* Start Data section *
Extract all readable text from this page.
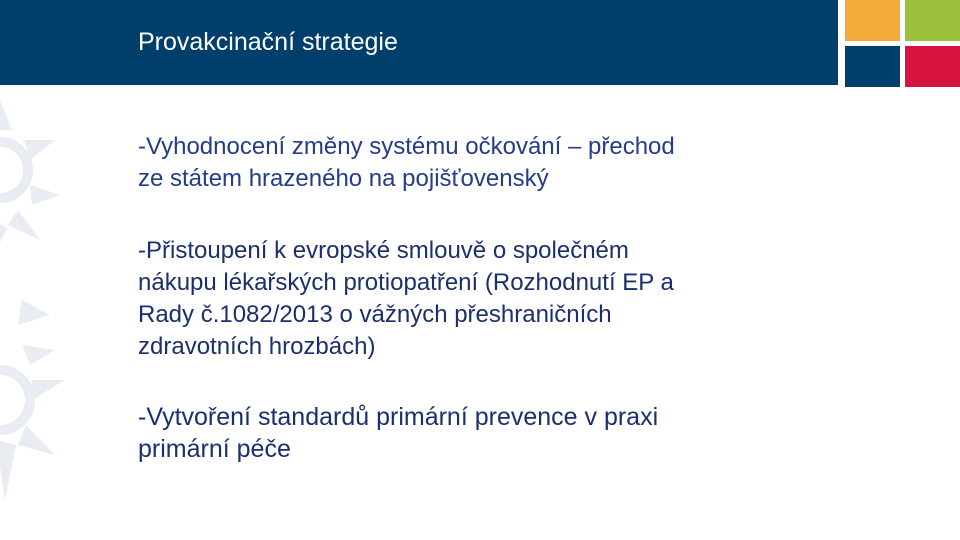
Provakcinační strategie

-Vyhodnocení změny systému očkování – přechod
ze státem hrazeného na pojišťovenský

-Přistoupení k evropské smlouvě o společném
nákupu lékařských protiopatření (Rozhodnutí EP a
Rady č.1082/2013 o vážných přeshraničních
zdravotních hrozbách)

-Vytvoření standardů primární prevence v praxi
primární péče
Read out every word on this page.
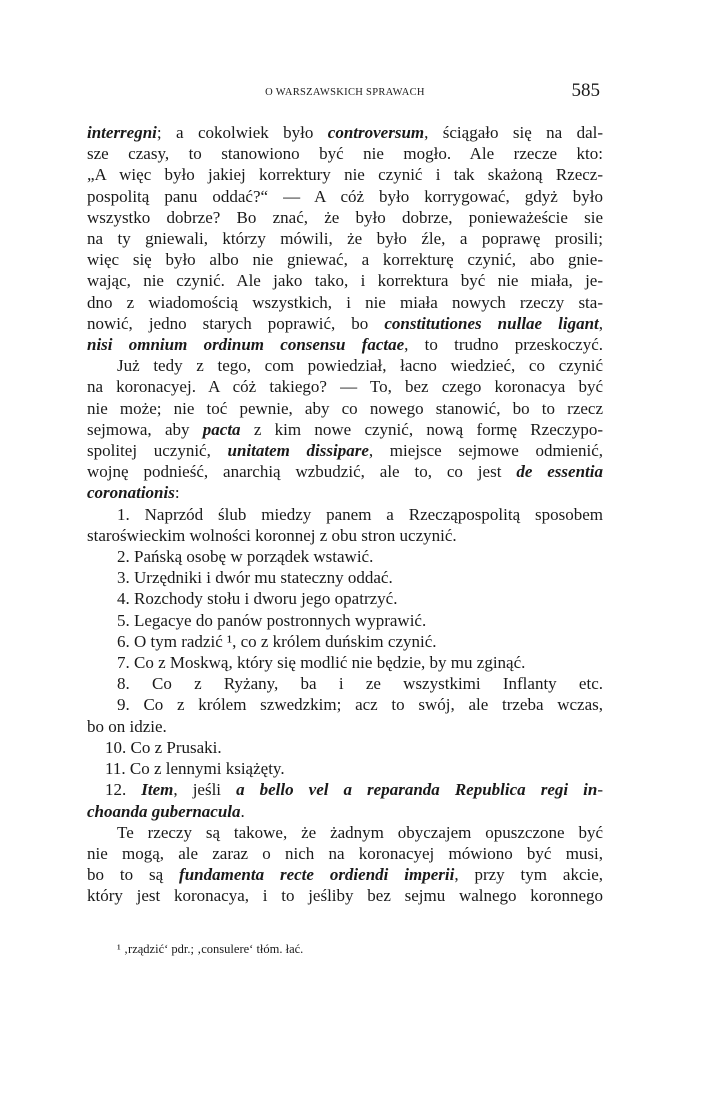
O WARSZAWSKICH SPRAWACH	585
interregni; a cokolwiek było controversum, ściągało się na dal-
sze czasy, to stanowiono być nie mogło. Ale rzecze kto:
„A więc było jakiej korrektury nie czynić i tak skażoną Rzecz-
pospolitą panu oddać?“ — A cóż było korrygować, gdyż było
wszystko dobrze? Bo znać, że było dobrze, ponieważeście sie
na ty gniewali, którzy mówili, że było źle, a poprawę prosili;
więc się było albo nie gniewać, a korrekturę czynić, abo gnie-
wając, nie czynić. Ale jako tako, i korrektura być nie miała, je-
dno z wiadomością wszystkich, i nie miała nowych rzeczy sta-
nowić, jedno starych poprawić, bo constitutiones nullae ligant,
nisi omnium ordinum consensu factae, to trudno przeskoczyć.
Już tedy z tego, com powiedział, łacno wiedzieć, co czynić
na koronacyej. A cóż takiego? — To, bez czego koronacya być
nie może; nie toć pewnie, aby co nowego stanowić, bo to rzecz
sejmowa, aby pacta z kim nowe czynić, nową formę Rzeczypo-
spolitej uczynić, unitatem dissipare, miejsce sejmowe odmienić,
wojnę podnieść, anarchią wzbudzić, ale to, co jest de essentia
coronationis:
1. Naprzód ślub miedzy panem a Rzecząpospolitą sposobem
staroświeckim wolności koronnej z obu stron uczynić.
2. Pańską osobę w porządek wstawić.
3. Urzędniki i dwór mu stateczny oddać.
4. Rozchody stołu i dworu jego opatrzyć.
5. Legacye do panów postronnych wyprawić.
6. O tym radzić ¹, co z królem duńskim czynić.
7. Co z Moskwą, który się modlić nie będzie, by mu zginąć.
8. Co z Ryżany, ba i ze wszystkimi Inflanty etc.
9. Co z królem szwedzkim; acz to swój, ale trzeba wczas,
bo on idzie.
10. Co z Prusaki.
11. Co z lennymi książęty.
12. Item, jeśli a bello vel a reparanda Republica regi in-
choanda gubernacula.
Te rzeczy są takowe, że żadnym obyczajem opuszczone być
nie mogą, ale zaraz o nich na koronacyej mówiono być musi,
bo to są fundamenta recte ordiendi imperii, przy tym akcie,
który jest koronacya, i to jeśliby bez sejmu walnego koronnego
¹ ‚rządzić‘ pdr.; ‚consulere‘ tłóm. łać.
* End Data section *
**Do this**
Spot every line that holds "który" and copy it.

**Expected output**
7. Co z Moskwą, który się modlić nie będzie, by mu zginąć.
który jest koronacya, i to jeśliby bez sejmu walnego koronnego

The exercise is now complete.